**Requirements**
Write the material out again in full, exactly.

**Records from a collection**
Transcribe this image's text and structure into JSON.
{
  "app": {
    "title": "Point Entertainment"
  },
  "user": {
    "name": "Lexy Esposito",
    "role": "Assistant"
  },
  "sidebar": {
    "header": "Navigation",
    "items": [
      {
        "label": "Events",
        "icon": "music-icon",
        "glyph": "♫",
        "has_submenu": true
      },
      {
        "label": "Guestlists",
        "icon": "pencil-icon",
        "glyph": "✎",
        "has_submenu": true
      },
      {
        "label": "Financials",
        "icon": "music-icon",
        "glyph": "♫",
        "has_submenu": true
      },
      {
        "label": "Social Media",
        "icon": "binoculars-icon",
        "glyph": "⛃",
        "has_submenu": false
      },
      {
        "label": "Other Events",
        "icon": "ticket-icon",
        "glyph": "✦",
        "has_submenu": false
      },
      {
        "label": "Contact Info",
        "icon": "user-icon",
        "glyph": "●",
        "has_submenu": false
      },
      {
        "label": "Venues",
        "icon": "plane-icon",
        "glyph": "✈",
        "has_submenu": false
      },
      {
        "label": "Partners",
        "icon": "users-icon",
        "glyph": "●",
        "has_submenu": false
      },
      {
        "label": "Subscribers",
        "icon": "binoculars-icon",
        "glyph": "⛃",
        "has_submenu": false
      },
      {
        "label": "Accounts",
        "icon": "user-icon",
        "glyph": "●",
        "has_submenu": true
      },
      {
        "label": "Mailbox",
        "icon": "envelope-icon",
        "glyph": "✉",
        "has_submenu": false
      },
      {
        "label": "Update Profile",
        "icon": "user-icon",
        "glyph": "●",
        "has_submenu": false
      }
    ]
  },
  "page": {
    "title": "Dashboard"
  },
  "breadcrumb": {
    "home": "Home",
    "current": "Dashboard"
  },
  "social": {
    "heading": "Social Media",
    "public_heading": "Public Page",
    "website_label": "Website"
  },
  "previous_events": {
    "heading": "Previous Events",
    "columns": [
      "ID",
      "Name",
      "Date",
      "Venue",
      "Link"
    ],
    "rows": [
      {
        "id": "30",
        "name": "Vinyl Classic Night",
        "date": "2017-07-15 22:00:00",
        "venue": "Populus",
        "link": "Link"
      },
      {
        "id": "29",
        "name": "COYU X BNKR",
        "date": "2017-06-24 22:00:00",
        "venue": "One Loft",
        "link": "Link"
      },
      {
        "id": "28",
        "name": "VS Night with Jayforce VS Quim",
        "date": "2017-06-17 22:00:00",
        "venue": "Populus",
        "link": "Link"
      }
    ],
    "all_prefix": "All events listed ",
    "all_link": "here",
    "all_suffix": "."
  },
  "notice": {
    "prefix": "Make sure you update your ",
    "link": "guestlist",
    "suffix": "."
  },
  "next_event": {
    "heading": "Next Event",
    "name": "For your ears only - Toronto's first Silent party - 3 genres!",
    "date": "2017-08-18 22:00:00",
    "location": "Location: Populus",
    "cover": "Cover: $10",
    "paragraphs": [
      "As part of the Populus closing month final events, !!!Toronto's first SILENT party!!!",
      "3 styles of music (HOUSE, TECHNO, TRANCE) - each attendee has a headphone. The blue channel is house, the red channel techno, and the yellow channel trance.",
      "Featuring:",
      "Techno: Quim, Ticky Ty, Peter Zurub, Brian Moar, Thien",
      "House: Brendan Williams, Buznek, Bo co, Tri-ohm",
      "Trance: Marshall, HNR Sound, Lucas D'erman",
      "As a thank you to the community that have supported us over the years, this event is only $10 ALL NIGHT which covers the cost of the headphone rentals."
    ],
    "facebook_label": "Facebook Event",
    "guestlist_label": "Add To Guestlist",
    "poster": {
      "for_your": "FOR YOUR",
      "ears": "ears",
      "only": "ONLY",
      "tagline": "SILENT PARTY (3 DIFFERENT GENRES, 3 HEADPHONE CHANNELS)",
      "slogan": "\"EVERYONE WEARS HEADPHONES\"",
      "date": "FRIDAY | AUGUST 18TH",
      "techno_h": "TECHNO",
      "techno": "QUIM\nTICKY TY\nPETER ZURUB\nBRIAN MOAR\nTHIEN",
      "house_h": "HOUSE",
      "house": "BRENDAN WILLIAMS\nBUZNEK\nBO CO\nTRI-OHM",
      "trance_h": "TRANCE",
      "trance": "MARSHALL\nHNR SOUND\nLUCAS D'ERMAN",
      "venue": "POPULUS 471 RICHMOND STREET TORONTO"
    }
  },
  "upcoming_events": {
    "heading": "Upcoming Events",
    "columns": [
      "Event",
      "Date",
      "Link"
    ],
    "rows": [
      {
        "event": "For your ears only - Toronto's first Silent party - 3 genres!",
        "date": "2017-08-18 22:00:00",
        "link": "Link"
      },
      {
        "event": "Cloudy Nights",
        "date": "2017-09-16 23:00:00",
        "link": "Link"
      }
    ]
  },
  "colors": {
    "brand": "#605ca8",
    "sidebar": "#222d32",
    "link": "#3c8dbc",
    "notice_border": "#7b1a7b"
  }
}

**The completed task**
Transcribe this image's text and structure into JSON.
{
  "app": {
    "title": "Point Entertainment"
  },
  "user": {
    "name": "Lexy Esposito",
    "role": "Assistant"
  },
  "sidebar": {
    "header": "Navigation",
    "items": [
      {
        "label": "Events",
        "icon": "music-icon",
        "glyph": "♫",
        "has_submenu": true
      },
      {
        "label": "Guestlists",
        "icon": "pencil-icon",
        "glyph": "✎",
        "has_submenu": true
      },
      {
        "label": "Financials",
        "icon": "music-icon",
        "glyph": "♫",
        "has_submenu": true
      },
      {
        "label": "Social Media",
        "icon": "binoculars-icon",
        "glyph": "⛃",
        "has_submenu": false
      },
      {
        "label": "Other Events",
        "icon": "ticket-icon",
        "glyph": "✦",
        "has_submenu": false
      },
      {
        "label": "Contact Info",
        "icon": "user-icon",
        "glyph": "●",
        "has_submenu": false
      },
      {
        "label": "Venues",
        "icon": "plane-icon",
        "glyph": "✈",
        "has_submenu": false
      },
      {
        "label": "Partners",
        "icon": "users-icon",
        "glyph": "●",
        "has_submenu": false
      },
      {
        "label": "Subscribers",
        "icon": "binoculars-icon",
        "glyph": "⛃",
        "has_submenu": false
      },
      {
        "label": "Accounts",
        "icon": "user-icon",
        "glyph": "●",
        "has_submenu": true
      },
      {
        "label": "Mailbox",
        "icon": "envelope-icon",
        "glyph": "✉",
        "has_submenu": false
      },
      {
        "label": "Update Profile",
        "icon": "user-icon",
        "glyph": "●",
        "has_submenu": false
      }
    ]
  },
  "page": {
    "title": "Dashboard"
  },
  "breadcrumb": {
    "home": "Home",
    "current": "Dashboard"
  },
  "social": {
    "heading": "Social Media",
    "public_heading": "Public Page",
    "website_label": "Website"
  },
  "previous_events": {
    "heading": "Previous Events",
    "columns": [
      "ID",
      "Name",
      "Date",
      "Venue",
      "Link"
    ],
    "rows": [
      {
        "id": "30",
        "name": "Vinyl Classic Night",
        "date": "2017-07-15 22:00:00",
        "venue": "Populus",
        "link": "Link"
      },
      {
        "id": "29",
        "name": "COYU X BNKR",
        "date": "2017-06-24 22:00:00",
        "venue": "One Loft",
        "link": "Link"
      },
      {
        "id": "28",
        "name": "VS Night with Jayforce VS Quim",
        "date": "2017-06-17 22:00:00",
        "venue": "Populus",
        "link": "Link"
      }
    ],
    "all_prefix": "All events listed ",
    "all_link": "here",
    "all_suffix": "."
  },
  "notice": {
    "prefix": "Make sure you update your ",
    "link": "guestlist",
    "suffix": "."
  },
  "next_event": {
    "heading": "Next Event",
    "name": "For your ears only - Toronto's first Silent party - 3 genres!",
    "date": "2017-08-18 22:00:00",
    "location": "Location: Populus",
    "cover": "Cover: $10",
    "paragraphs": [
      "As part of the Populus closing month final events, !!!Toronto's first SILENT party!!!",
      "3 styles of music (HOUSE, TECHNO, TRANCE) - each attendee has a headphone. The blue channel is house, the red channel techno, and the yellow channel trance.",
      "Featuring:",
      "Techno: Quim, Ticky Ty, Peter Zurub, Brian Moar, Thien",
      "House: Brendan Williams, Buznek, Bo co, Tri-ohm",
      "Trance: Marshall, HNR Sound, Lucas D'erman",
      "As a thank you to the community that have supported us over the years, this event is only $10 ALL NIGHT which covers the cost of the headphone rentals."
    ],
    "facebook_label": "Facebook Event",
    "guestlist_label": "Add To Guestlist",
    "poster": {
      "for_your": "FOR YOUR",
      "ears": "ears",
      "only": "ONLY",
      "tagline": "SILENT PARTY (3 DIFFERENT GENRES, 3 HEADPHONE CHANNELS)",
      "slogan": "\"EVERYONE WEARS HEADPHONES\"",
      "date": "FRIDAY | AUGUST 18TH",
      "techno_h": "TECHNO",
      "techno": "QUIM\nTICKY TY\nPETER ZURUB\nBRIAN MOAR\nTHIEN",
      "house_h": "HOUSE",
      "house": "BRENDAN WILLIAMS\nBUZNEK\nBO CO\nTRI-OHM",
      "trance_h": "TRANCE",
      "trance": "MARSHALL\nHNR SOUND\nLUCAS D'ERMAN",
      "venue": "POPULUS 471 RICHMOND STREET TORONTO"
    }
  },
  "upcoming_events": {
    "heading": "Upcoming Events",
    "columns": [
      "Event",
      "Date",
      "Link"
    ],
    "rows": [
      {
        "event": "For your ears only - Toronto's first Silent party - 3 genres!",
        "date": "2017-08-18 22:00:00",
        "link": "Link"
      },
      {
        "event": "Cloudy Nights",
        "date": "2017-09-16 23:00:00",
        "link": "Link"
      }
    ]
  },
  "colors": {
    "brand": "#605ca8",
    "sidebar": "#222d32",
    "link": "#3c8dbc",
    "notice_border": "#7b1a7b"
  }
}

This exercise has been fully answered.